Given request> Scan the data. Collect each line that contains the word "Yerel".

Material to process>

========================================

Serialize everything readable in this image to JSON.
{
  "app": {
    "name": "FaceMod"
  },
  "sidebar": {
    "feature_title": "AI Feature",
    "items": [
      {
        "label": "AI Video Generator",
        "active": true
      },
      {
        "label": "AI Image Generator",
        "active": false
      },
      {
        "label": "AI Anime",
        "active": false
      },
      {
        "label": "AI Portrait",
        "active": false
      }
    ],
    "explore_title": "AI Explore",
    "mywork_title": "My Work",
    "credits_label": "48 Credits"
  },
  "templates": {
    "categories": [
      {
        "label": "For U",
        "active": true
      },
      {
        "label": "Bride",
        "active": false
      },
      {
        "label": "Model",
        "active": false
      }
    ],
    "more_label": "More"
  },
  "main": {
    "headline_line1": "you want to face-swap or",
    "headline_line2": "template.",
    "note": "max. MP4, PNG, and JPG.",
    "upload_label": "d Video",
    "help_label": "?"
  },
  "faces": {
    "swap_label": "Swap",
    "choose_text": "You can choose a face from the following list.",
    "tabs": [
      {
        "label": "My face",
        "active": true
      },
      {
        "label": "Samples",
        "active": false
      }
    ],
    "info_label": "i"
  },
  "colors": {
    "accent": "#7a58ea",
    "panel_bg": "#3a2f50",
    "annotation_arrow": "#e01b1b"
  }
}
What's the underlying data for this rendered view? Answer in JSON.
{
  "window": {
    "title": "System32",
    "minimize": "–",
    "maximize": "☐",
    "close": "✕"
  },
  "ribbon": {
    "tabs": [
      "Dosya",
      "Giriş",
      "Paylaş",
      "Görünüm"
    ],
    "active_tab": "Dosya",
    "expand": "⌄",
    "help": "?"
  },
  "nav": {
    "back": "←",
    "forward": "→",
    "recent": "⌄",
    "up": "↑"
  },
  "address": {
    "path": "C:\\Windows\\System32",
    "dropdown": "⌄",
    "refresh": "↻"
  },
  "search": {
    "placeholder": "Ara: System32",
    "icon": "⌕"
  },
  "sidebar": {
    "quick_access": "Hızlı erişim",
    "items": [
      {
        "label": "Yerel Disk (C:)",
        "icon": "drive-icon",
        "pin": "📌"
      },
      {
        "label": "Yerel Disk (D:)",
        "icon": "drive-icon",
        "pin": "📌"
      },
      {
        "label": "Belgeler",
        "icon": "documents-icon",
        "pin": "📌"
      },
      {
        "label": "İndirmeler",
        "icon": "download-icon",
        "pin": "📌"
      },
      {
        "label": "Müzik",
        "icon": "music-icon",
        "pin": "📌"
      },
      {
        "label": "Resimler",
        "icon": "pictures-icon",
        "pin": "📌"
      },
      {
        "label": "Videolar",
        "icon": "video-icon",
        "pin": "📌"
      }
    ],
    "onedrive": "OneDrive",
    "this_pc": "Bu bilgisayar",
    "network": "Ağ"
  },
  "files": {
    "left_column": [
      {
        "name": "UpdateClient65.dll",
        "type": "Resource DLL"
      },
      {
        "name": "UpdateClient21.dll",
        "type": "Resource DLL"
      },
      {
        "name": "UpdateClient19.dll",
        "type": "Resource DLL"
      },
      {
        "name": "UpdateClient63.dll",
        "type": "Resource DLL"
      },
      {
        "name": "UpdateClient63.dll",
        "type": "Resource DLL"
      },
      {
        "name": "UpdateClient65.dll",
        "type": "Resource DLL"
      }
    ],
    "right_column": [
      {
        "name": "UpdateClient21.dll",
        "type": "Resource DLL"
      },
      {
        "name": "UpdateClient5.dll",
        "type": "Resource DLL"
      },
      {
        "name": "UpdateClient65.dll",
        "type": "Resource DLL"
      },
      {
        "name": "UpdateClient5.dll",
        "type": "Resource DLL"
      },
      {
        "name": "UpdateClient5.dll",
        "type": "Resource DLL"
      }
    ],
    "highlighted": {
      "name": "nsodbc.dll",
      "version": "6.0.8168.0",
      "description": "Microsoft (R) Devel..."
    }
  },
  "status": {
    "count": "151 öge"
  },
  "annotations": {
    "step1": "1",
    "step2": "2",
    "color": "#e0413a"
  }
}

========================================

Expected output>
        "label": "Yerel Disk (C:)",
        "label": "Yerel Disk (D:)",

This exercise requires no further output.